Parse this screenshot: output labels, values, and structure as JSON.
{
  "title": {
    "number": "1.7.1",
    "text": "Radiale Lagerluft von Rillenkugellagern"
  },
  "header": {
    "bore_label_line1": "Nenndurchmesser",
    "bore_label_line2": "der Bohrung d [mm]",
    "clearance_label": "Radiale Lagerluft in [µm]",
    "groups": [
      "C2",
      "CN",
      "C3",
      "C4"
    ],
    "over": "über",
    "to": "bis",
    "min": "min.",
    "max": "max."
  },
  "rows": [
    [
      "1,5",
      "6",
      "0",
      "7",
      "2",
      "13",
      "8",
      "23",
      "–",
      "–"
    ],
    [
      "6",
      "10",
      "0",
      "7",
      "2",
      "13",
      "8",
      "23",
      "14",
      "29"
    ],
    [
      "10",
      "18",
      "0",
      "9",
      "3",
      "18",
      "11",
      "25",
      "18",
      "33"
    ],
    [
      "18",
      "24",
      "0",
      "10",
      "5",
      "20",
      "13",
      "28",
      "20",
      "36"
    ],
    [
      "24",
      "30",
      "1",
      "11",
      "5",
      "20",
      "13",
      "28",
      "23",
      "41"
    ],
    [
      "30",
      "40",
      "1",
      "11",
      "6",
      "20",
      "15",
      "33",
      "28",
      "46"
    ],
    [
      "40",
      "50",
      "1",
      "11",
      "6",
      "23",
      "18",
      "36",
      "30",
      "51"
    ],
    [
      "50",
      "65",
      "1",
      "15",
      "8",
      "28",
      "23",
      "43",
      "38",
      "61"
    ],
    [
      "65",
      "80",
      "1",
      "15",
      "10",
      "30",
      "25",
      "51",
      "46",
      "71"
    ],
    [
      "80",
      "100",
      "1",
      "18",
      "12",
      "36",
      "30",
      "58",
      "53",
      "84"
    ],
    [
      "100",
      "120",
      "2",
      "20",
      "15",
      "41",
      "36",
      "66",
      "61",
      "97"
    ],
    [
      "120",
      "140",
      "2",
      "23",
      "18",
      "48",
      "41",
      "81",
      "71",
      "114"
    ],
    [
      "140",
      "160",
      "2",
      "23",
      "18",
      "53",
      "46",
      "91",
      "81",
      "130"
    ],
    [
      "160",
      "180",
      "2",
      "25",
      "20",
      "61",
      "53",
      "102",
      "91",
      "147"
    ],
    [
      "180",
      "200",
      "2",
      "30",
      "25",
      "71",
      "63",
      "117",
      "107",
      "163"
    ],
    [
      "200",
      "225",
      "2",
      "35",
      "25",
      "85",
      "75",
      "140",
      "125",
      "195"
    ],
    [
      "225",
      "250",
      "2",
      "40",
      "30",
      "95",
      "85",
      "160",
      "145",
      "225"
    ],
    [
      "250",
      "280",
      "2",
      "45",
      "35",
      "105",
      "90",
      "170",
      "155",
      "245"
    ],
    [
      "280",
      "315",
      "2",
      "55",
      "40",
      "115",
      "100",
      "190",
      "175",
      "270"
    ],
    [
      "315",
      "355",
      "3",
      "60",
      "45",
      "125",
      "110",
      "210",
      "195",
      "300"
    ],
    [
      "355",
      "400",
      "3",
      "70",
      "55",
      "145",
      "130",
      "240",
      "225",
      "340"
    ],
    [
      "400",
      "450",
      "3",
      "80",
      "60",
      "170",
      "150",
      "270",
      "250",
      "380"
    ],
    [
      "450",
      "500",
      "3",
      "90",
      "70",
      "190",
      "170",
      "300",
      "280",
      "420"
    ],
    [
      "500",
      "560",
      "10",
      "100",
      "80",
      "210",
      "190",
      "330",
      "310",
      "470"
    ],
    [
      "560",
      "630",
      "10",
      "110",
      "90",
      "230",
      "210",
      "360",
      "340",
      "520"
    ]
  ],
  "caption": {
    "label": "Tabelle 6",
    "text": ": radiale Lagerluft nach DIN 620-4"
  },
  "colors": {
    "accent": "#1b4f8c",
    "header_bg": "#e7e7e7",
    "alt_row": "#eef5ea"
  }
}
-.-.-
[What you should do]
Would you give the material above again, complete and exact?

[Response to the exercise]
Parse this screenshot: output labels, values, and structure as JSON.
{
  "title": {
    "number": "1.7.1",
    "text": "Radiale Lagerluft von Rillenkugellagern"
  },
  "header": {
    "bore_label_line1": "Nenndurchmesser",
    "bore_label_line2": "der Bohrung d [mm]",
    "clearance_label": "Radiale Lagerluft in [µm]",
    "groups": [
      "C2",
      "CN",
      "C3",
      "C4"
    ],
    "over": "über",
    "to": "bis",
    "min": "min.",
    "max": "max."
  },
  "rows": [
    [
      "1,5",
      "6",
      "0",
      "7",
      "2",
      "13",
      "8",
      "23",
      "–",
      "–"
    ],
    [
      "6",
      "10",
      "0",
      "7",
      "2",
      "13",
      "8",
      "23",
      "14",
      "29"
    ],
    [
      "10",
      "18",
      "0",
      "9",
      "3",
      "18",
      "11",
      "25",
      "18",
      "33"
    ],
    [
      "18",
      "24",
      "0",
      "10",
      "5",
      "20",
      "13",
      "28",
      "20",
      "36"
    ],
    [
      "24",
      "30",
      "1",
      "11",
      "5",
      "20",
      "13",
      "28",
      "23",
      "41"
    ],
    [
      "30",
      "40",
      "1",
      "11",
      "6",
      "20",
      "15",
      "33",
      "28",
      "46"
    ],
    [
      "40",
      "50",
      "1",
      "11",
      "6",
      "23",
      "18",
      "36",
      "30",
      "51"
    ],
    [
      "50",
      "65",
      "1",
      "15",
      "8",
      "28",
      "23",
      "43",
      "38",
      "61"
    ],
    [
      "65",
      "80",
      "1",
      "15",
      "10",
      "30",
      "25",
      "51",
      "46",
      "71"
    ],
    [
      "80",
      "100",
      "1",
      "18",
      "12",
      "36",
      "30",
      "58",
      "53",
      "84"
    ],
    [
      "100",
      "120",
      "2",
      "20",
      "15",
      "41",
      "36",
      "66",
      "61",
      "97"
    ],
    [
      "120",
      "140",
      "2",
      "23",
      "18",
      "48",
      "41",
      "81",
      "71",
      "114"
    ],
    [
      "140",
      "160",
      "2",
      "23",
      "18",
      "53",
      "46",
      "91",
      "81",
      "130"
    ],
    [
      "160",
      "180",
      "2",
      "25",
      "20",
      "61",
      "53",
      "102",
      "91",
      "147"
    ],
    [
      "180",
      "200",
      "2",
      "30",
      "25",
      "71",
      "63",
      "117",
      "107",
      "163"
    ],
    [
      "200",
      "225",
      "2",
      "35",
      "25",
      "85",
      "75",
      "140",
      "125",
      "195"
    ],
    [
      "225",
      "250",
      "2",
      "40",
      "30",
      "95",
      "85",
      "160",
      "145",
      "225"
    ],
    [
      "250",
      "280",
      "2",
      "45",
      "35",
      "105",
      "90",
      "170",
      "155",
      "245"
    ],
    [
      "280",
      "315",
      "2",
      "55",
      "40",
      "115",
      "100",
      "190",
      "175",
      "270"
    ],
    [
      "315",
      "355",
      "3",
      "60",
      "45",
      "125",
      "110",
      "210",
      "195",
      "300"
    ],
    [
      "355",
      "400",
      "3",
      "70",
      "55",
      "145",
      "130",
      "240",
      "225",
      "340"
    ],
    [
      "400",
      "450",
      "3",
      "80",
      "60",
      "170",
      "150",
      "270",
      "250",
      "380"
    ],
    [
      "450",
      "500",
      "3",
      "90",
      "70",
      "190",
      "170",
      "300",
      "280",
      "420"
    ],
    [
      "500",
      "560",
      "10",
      "100",
      "80",
      "210",
      "190",
      "330",
      "310",
      "470"
    ],
    [
      "560",
      "630",
      "10",
      "110",
      "90",
      "230",
      "210",
      "360",
      "340",
      "520"
    ]
  ],
  "caption": {
    "label": "Tabelle 6",
    "text": ": radiale Lagerluft nach DIN 620-4"
  },
  "colors": {
    "accent": "#1b4f8c",
    "header_bg": "#e7e7e7",
    "alt_row": "#eef5ea"
  }
}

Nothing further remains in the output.